• **Stored items**:
START
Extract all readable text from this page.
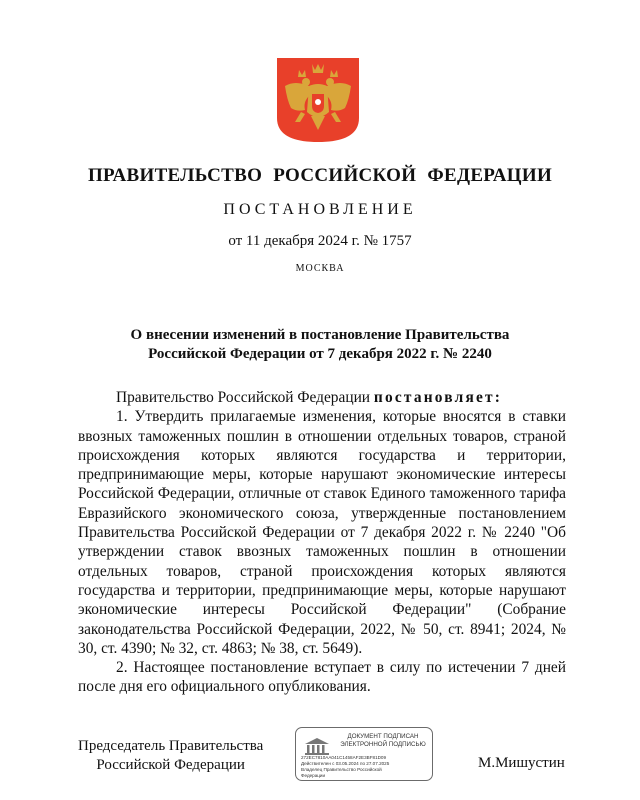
ПРАВИТЕЛЬСТВО РОССИЙСКОЙ ФЕДЕРАЦИИ
ПОСТАНОВЛЕНИЕ
от 11 декабря 2024 г. № 1757
МОСКВА
О внесении изменений в постановление Правительства
Российской Федерации от 7 декабря 2022 г. № 2240

Правительство Российской Федерации постановляет:

1. Утвердить прилагаемые изменения, которые вносятся в ставки ввозных таможенных пошлин в отношении отдельных товаров, страной происхождения которых являются государства и территории, предпринимающие меры, которые нарушают экономические интересы Российской Федерации, отличные от ставок Единого таможенного тарифа Евразийского экономического союза, утвержденные постановлением Правительства Российской Федерации от 7 декабря 2022 г. № 2240 "Об утверждении ставок ввозных таможенных пошлин в отношении отдельных товаров, страной происхождения которых являются государства и территории, предпринимающие меры, которые нарушают экономические интересы Российской Федерации" (Собрание законодательства Российской Федерации, 2022, № 50, ст. 8941; 2024, № 30, ст. 4390; № 32, ст. 4863; № 38, ст. 5649).

2. Настоящее постановление вступает в силу по истечении 7 дней после дня его официального опубликования.

Председатель Правительства
Российской Федерации
ДОКУМЕНТ ПОДПИСАН
ЭЛЕКТРОННОЙ ПОДПИСЬЮ
272EC7810AA041C1458AF2E3BF81D09
Действителен с 03.05.2024 по 27.07.2025
Владелец Правительство Российской
Федерации
М.Мишустин
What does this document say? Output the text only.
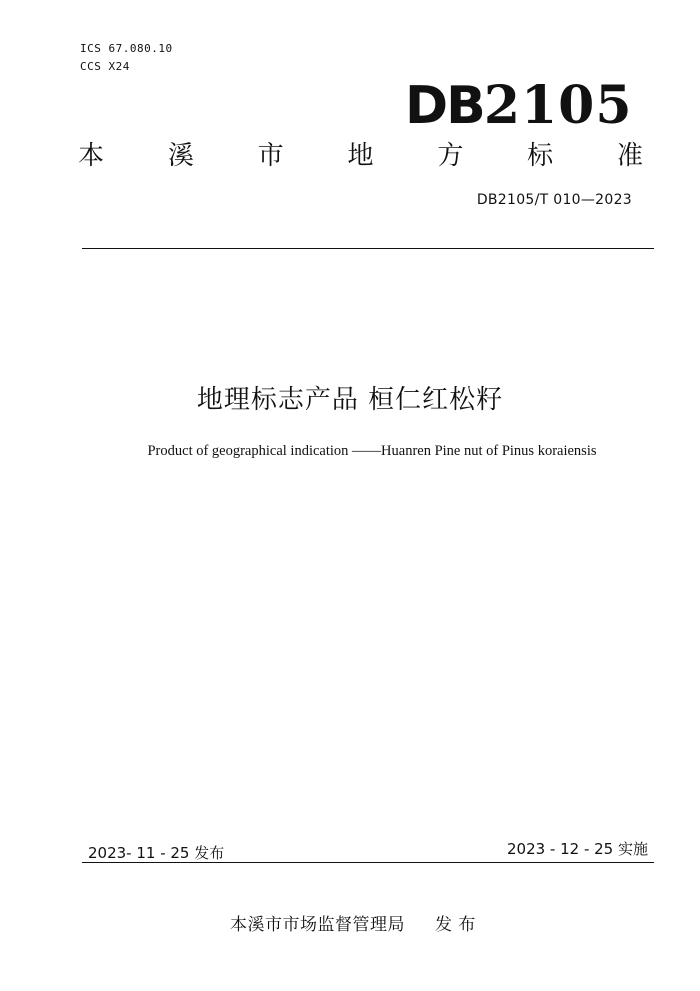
ICS 67.080.10
CCS X24
DB2105
本 溪 市 地 方 标 准
DB2105/T 010—2023
地理标志产品 桓仁红松籽
Product of geographical indication ——Huanren Pine nut of Pinus koraiensis
2023- 11 - 25 发布	2023 - 12 - 25 实施
本溪市市场监督管理局 发 布
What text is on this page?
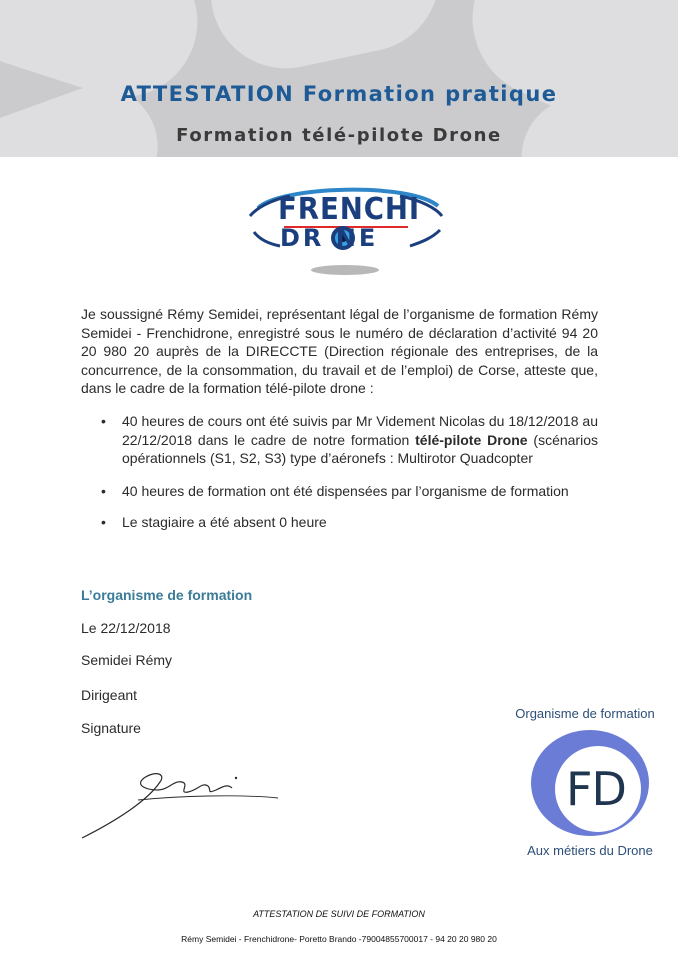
ATTESTATION Formation pratique
Formation télé-pilote Drone
FRENCHI
DR NE
Je soussigné Rémy Semidei, représentant légal de l’organisme de formation Rémy Semidei - Frenchidrone, enregistré sous le numéro de déclaration d’activité 94 20 20 980 20 auprès de la DIRECCTE (Direction régionale des entreprises, de la concurrence, de la consommation, du travail et de l’emploi) de Corse, atteste que, dans le cadre de la formation télé-pilote drone :
• 40 heures de cours ont été suivis par Mr Videment Nicolas du 18/12/2018 au 22/12/2018 dans le cadre de notre formation télé-pilote Drone (scénarios opérationnels (S1, S2, S3) type d’aéronefs : Multirotor Quadcopter
• 40 heures de formation ont été dispensées par l’organisme de formation
• Le stagiaire a été absent 0 heure
L’organisme de formation
Le 22/12/2018
Semidei Rémy
Dirigeant
Signature
Organisme de formation
FD
Aux métiers du Drone
ATTESTATION DE SUIVI DE FORMATION
Rémy Semidei - Frenchidrone- Poretto Brando -79004855700017 - 94 20 20 980 20
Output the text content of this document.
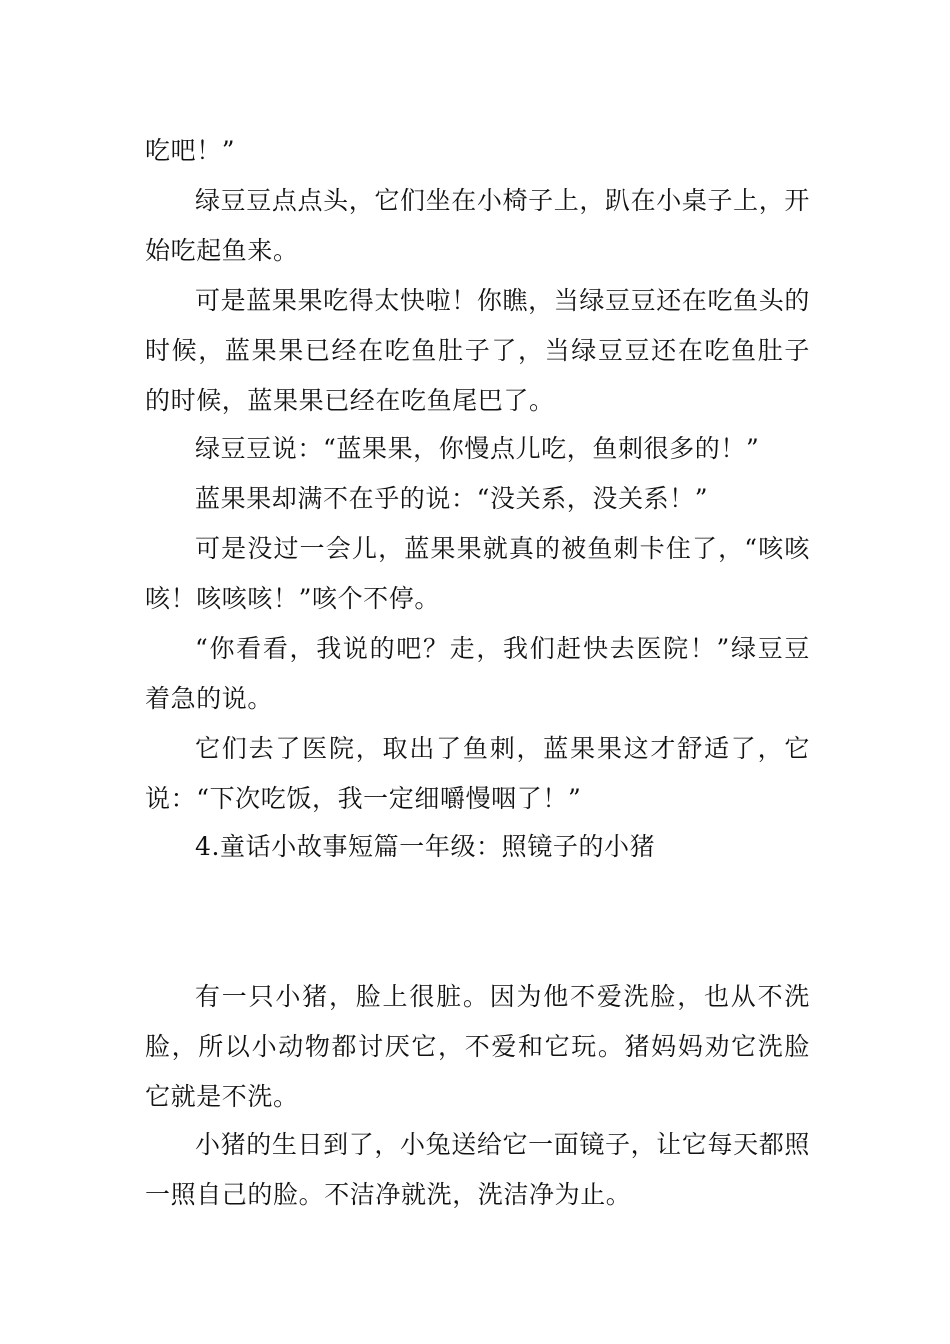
吃吧！”

绿豆豆点点头，它们坐在小椅子上，趴在小桌子上，开始吃起鱼来。

可是蓝果果吃得太快啦！你瞧，当绿豆豆还在吃鱼头的时候，蓝果果已经在吃鱼肚子了，当绿豆豆还在吃鱼肚子的时候，蓝果果已经在吃鱼尾巴了。

绿豆豆说：“蓝果果，你慢点儿吃，鱼刺很多的！”

蓝果果却满不在乎的说：“没关系，没关系！”

可是没过一会儿，蓝果果就真的被鱼刺卡住了，“咳咳咳！咳咳咳！”咳个不停。

“你看看，我说的吧？走，我们赶快去医院！”绿豆豆着急的说。

它们去了医院，取出了鱼刺，蓝果果这才舒适了，它说：“下次吃饭，我一定细嚼慢咽了！”

4.童话小故事短篇一年级：照镜子的小猪

有一只小猪，脸上很脏。因为他不爱洗脸，也从不洗脸，所以小动物都讨厌它，不爱和它玩。猪妈妈劝它洗脸它就是不洗。

小猪的生日到了，小兔送给它一面镜子，让它每天都照一照自己的脸。不洁净就洗，洗洁净为止。
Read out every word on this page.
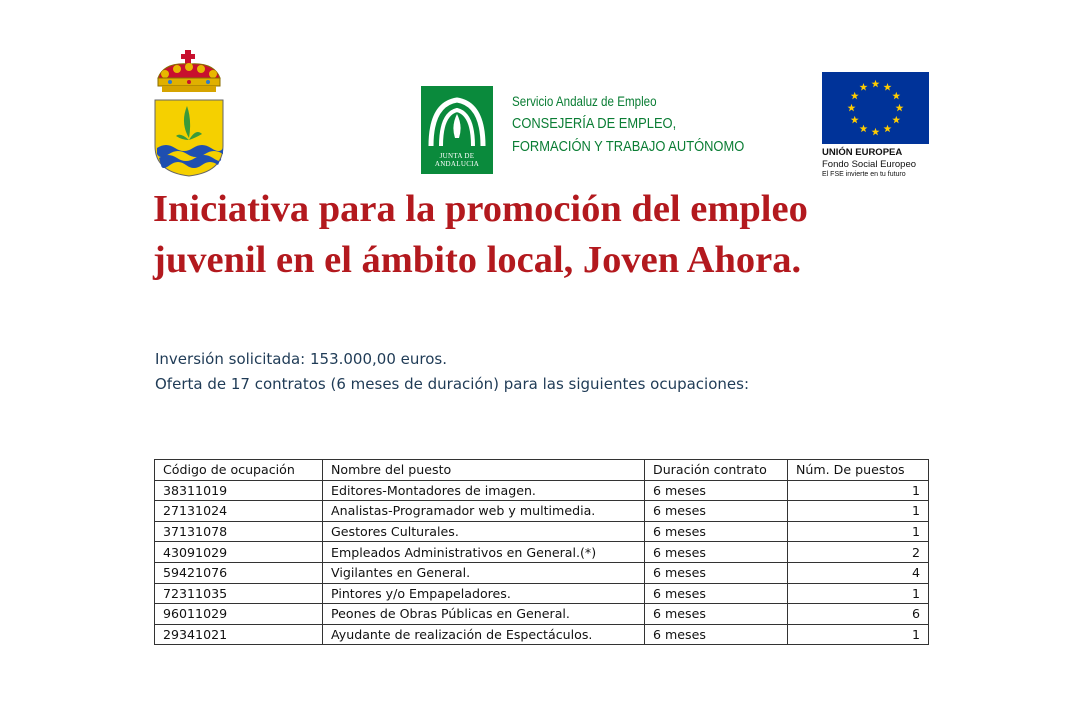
JUNTA DE ANDALUCIA
Servicio Andaluz de Empleo
CONSEJERÍA DE EMPLEO,
FORMACIÓN Y TRABAJO AUTÓNOMO	UNIÓN EUROPEA
Fondo Social Europeo
El FSE invierte en tu futuro
Iniciativa para la promoción del empleo
juvenil en el ámbito local, Joven Ahora.
Inversión solicitada: 153.000,00 euros.
Oferta de 17 contratos (6 meses de duración) para las siguientes ocupaciones:
Código de ocupación	Nombre del puesto	Duración contrato	Núm. De puestos
38311019	Editores-Montadores de imagen.	6 meses	1
27131024	Analistas-Programador web y multimedia.	6 meses	1
37131078	Gestores Culturales.	6 meses	1
43091029	Empleados Administrativos en General.(*)	6 meses	2
59421076	Vigilantes en General.	6 meses	4
72311035	Pintores y/o Empapeladores.	6 meses	1
96011029	Peones de Obras Públicas en General.	6 meses	6
29341021	Ayudante de realización de Espectáculos.	6 meses	1
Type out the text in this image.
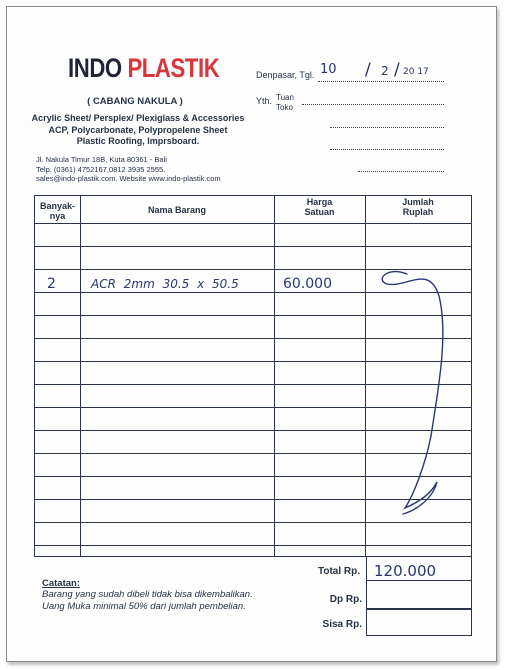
INDO PLASTIK
( CABANG NAKULA )
Acrylic Sheet/ Persplex/ Plexiglass & Accessories
ACP, Polycarbonate, Polypropelene Sheet
Plastic Roofing, Imprsboard.
Jl. Nakula Timur 18B, Kuta 80361 - Bali
Telp. (0361) 4752167,0812 3935 2555.
sales@indo-plastik.com. Website www.indo-plastik.com
Denpasar, Tgl. 10 / 2 / 20 17
Yth. Tuan
Toko
Banyak-
nya
Nama Barang
Harga
Satuan
Jumlah
Ruplah
2	ACR 2mm 30.5 x 50.5	60.000
Total Rp. 120.000
Dp Rp.
Sisa Rp.
Catatan:
Barang yang sudah dibeli tidak bisa dikembalikan.
Uang Muka minimal 50% dari jumlah pembelian.
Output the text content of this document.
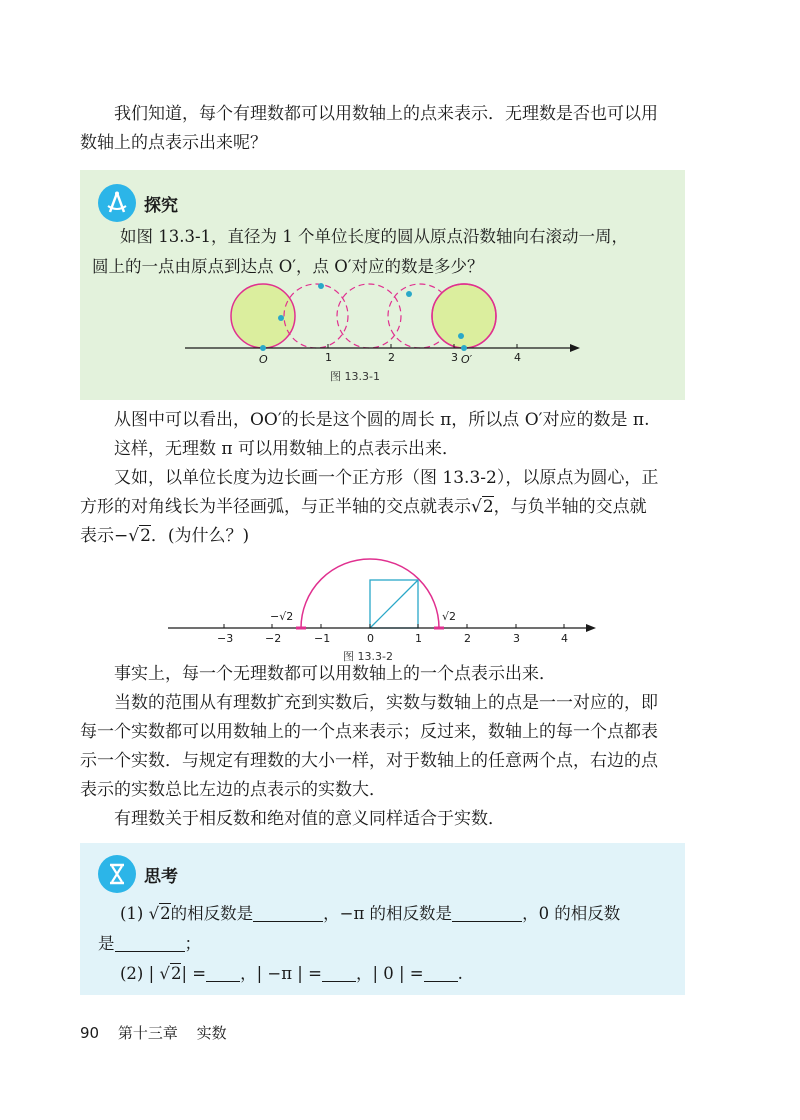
我们知道，每个有理数都可以用数轴上的点来表示．无理数是否也可以用
数轴上的点表示出来呢？
探究
如图 13.3-1，直径为 1 个单位长度的圆从原点沿数轴向右滚动一周，
圆上的一点由原点到达点 O′，点 O′对应的数是多少？
O	1	2	3 O′	4
图 13.3-1
从图中可以看出，OO′的长是这个圆的周长 π，所以点 O′对应的数是 π.
这样，无理数 π 可以用数轴上的点表示出来．
又如，以单位长度为边长画一个正方形（图 13.3-2），以原点为圆心，正
方形的对角线长为半径画弧，与正半轴的交点就表示√2，与负半轴的交点就
表示−√2．(为什么？)
−√2	√2
−3	−2	−1	0	1	2	3	4
图 13.3-2
事实上，每一个无理数都可以用数轴上的一个点表示出来．
当数的范围从有理数扩充到实数后，实数与数轴上的点是一一对应的，即
每一个实数都可以用数轴上的一个点来表示；反过来，数轴上的每一个点都表
示一个实数．与规定有理数的大小一样，对于数轴上的任意两个点，右边的点
表示的实数总比左边的点表示的实数大．
有理数关于相反数和绝对值的意义同样适合于实数．
思考
(1) √2的相反数是	，−π 的相反数是	，0 的相反数
是	；
(2) | √2| = ，| −π | = ，| 0 | = .
90 第十三章 实数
END
• **REQUIREMENT**: Reproduce the listing above exactly, excluding all pictures.

• **RESULT FOR THIS TASK**:
Extract all readable text from this page.
ПРАВИТЕЛЬСТВО РОССИЙСКОЙ ФЕДЕРАЦИИ
ПОСТАНОВЛЕНИЕ
от 11 декабря 2024 г. № 1757
МОСКВА
О внесении изменений в постановление Правительства
Российской Федерации от 7 декабря 2022 г. № 2240

Правительство Российской Федерации постановляет:

1. Утвердить прилагаемые изменения, которые вносятся в ставки ввозных таможенных пошлин в отношении отдельных товаров, страной происхождения которых являются государства и территории, предпринимающие меры, которые нарушают экономические интересы Российской Федерации, отличные от ставок Единого таможенного тарифа Евразийского экономического союза, утвержденные постановлением Правительства Российской Федерации от 7 декабря 2022 г. № 2240 "Об утверждении ставок ввозных таможенных пошлин в отношении отдельных товаров, страной происхождения которых являются государства и территории, предпринимающие меры, которые нарушают экономические интересы Российской Федерации" (Собрание законодательства Российской Федерации, 2022, № 50, ст. 8941; 2024, № 30, ст. 4390; № 32, ст. 4863; № 38, ст. 5649).

2. Настоящее постановление вступает в силу по истечении 7 дней после дня его официального опубликования.

Председатель Правительства
Российской Федерации
ДОКУМЕНТ ПОДПИСАН
ЭЛЕКТРОННОЙ ПОДПИСЬЮ
272EC7810AA041C1458AF2E3BF81D09
Действителен с 03.05.2024 по 27.07.2025
Владелец Правительство Российской
Федерации
М.Мишустин
What does this document say? Output the text only.
ICS 67.080.10
CCS X24
DB2105
本 溪 市 地 方 标 准
DB2105/T 010—2023
地理标志产品 桓仁红松籽
Product of geographical indication ——Huanren Pine nut of Pinus koraiensis
2023- 11 - 25 发布	2023 - 12 - 25 实施
本溪市市场监督管理局 发 布
What text is on this page?
ATTESTATION Formation pratique
Formation télé-pilote Drone
FRENCHI
DR NE
Je soussigné Rémy Semidei, représentant légal de l’organisme de formation Rémy Semidei - Frenchidrone, enregistré sous le numéro de déclaration d’activité 94 20 20 980 20 auprès de la DIRECCTE (Direction régionale des entreprises, de la concurrence, de la consommation, du travail et de l’emploi) de Corse, atteste que, dans le cadre de la formation télé-pilote drone :
• 40 heures de cours ont été suivis par Mr Videment Nicolas du 18/12/2018 au 22/12/2018 dans le cadre de notre formation télé-pilote Drone (scénarios opérationnels (S1, S2, S3) type d’aéronefs : Multirotor Quadcopter
• 40 heures de formation ont été dispensées par l’organisme de formation
• Le stagiaire a été absent 0 heure
L’organisme de formation
Le 22/12/2018
Semidei Rémy
Dirigeant
Signature
Organisme de formation
FD
Aux métiers du Drone
ATTESTATION DE SUIVI DE FORMATION
Rémy Semidei - Frenchidrone- Poretto Brando -79004855700017 - 94 20 20 980 20
Output the text content of this document.
吃吧！”

绿豆豆点点头，它们坐在小椅子上，趴在小桌子上，开始吃起鱼来。

可是蓝果果吃得太快啦！你瞧，当绿豆豆还在吃鱼头的时候，蓝果果已经在吃鱼肚子了，当绿豆豆还在吃鱼肚子的时候，蓝果果已经在吃鱼尾巴了。

绿豆豆说：“蓝果果，你慢点儿吃，鱼刺很多的！”

蓝果果却满不在乎的说：“没关系，没关系！”

可是没过一会儿，蓝果果就真的被鱼刺卡住了，“咳咳咳！咳咳咳！”咳个不停。

“你看看，我说的吧？走，我们赶快去医院！”绿豆豆着急的说。

它们去了医院，取出了鱼刺，蓝果果这才舒适了，它说：“下次吃饭，我一定细嚼慢咽了！”

4.童话小故事短篇一年级：照镜子的小猪

有一只小猪，脸上很脏。因为他不爱洗脸，也从不洗脸，所以小动物都讨厌它，不爱和它玩。猪妈妈劝它洗脸它就是不洗。

小猪的生日到了，小兔送给它一面镜子，让它每天都照一照自己的脸。不洁净就洗，洗洁净为止。
Read out every word on this page.
JUNTA DE ANDALUCIA
Servicio Andaluz de Empleo
CONSEJERÍA DE EMPLEO,
FORMACIÓN Y TRABAJO AUTÓNOMO	UNIÓN EUROPEA
Fondo Social Europeo
El FSE invierte en tu futuro
Iniciativa para la promoción del empleo
juvenil en el ámbito local, Joven Ahora.
Inversión solicitada: 153.000,00 euros.
Oferta de 17 contratos (6 meses de duración) para las siguientes ocupaciones:
Código de ocupación	Nombre del puesto	Duración contrato	Núm. De puestos
38311019	Editores-Montadores de imagen.	6 meses	1
27131024	Analistas-Programador web y multimedia.	6 meses	1
37131078	Gestores Culturales.	6 meses	1
43091029	Empleados Administrativos en General.(*)	6 meses	2
59421076	Vigilantes en General.	6 meses	4
72311035	Pintores y/o Empapeladores.	6 meses	1
96011029	Peones de Obras Públicas en General.	6 meses	6
29341021	Ayudante de realización de Espectáculos.	6 meses	1
Type out the text in this image.
INDO PLASTIK
( CABANG NAKULA )
Acrylic Sheet/ Persplex/ Plexiglass & Accessories
ACP, Polycarbonate, Polypropelene Sheet
Plastic Roofing, Imprsboard.
Jl. Nakula Timur 18B, Kuta 80361 - Bali
Telp. (0361) 4752167,0812 3935 2555.
sales@indo-plastik.com. Website www.indo-plastik.com
Denpasar, Tgl. 10 / 2 / 20 17
Yth. Tuan
Toko
Banyak-
nya
Nama Barang
Harga
Satuan
Jumlah
Ruplah
2	ACR 2mm 30.5 x 50.5	60.000
Total Rp. 120.000
Dp Rp.
Sisa Rp.
Catatan:
Barang yang sudah dibeli tidak bisa dikembalikan.
Uang Muka minimal 50% dari jumlah pembelian.
Output the text content of this document.
我们知道，每个有理数都可以用数轴上的点来表示．无理数是否也可以用
数轴上的点表示出来呢？
探究
如图 13.3-1，直径为 1 个单位长度的圆从原点沿数轴向右滚动一周，
圆上的一点由原点到达点 O′，点 O′对应的数是多少？
O	1	2	3 O′	4
图 13.3-1
从图中可以看出，OO′的长是这个圆的周长 π，所以点 O′对应的数是 π.
这样，无理数 π 可以用数轴上的点表示出来．
又如，以单位长度为边长画一个正方形（图 13.3-2），以原点为圆心，正
方形的对角线长为半径画弧，与正半轴的交点就表示√2，与负半轴的交点就
表示−√2．(为什么？)
−√2	√2
−3	−2	−1	0	1	2	3	4
图 13.3-2
事实上，每一个无理数都可以用数轴上的一个点表示出来．
当数的范围从有理数扩充到实数后，实数与数轴上的点是一一对应的，即
每一个实数都可以用数轴上的一个点来表示；反过来，数轴上的每一个点都表
示一个实数．与规定有理数的大小一样，对于数轴上的任意两个点，右边的点
表示的实数总比左边的点表示的实数大．
有理数关于相反数和绝对值的意义同样适合于实数．
思考
(1) √2的相反数是	，−π 的相反数是	，0 的相反数
是	；
(2) | √2| = ，| −π | = ，| 0 | = .
90 第十三章 实数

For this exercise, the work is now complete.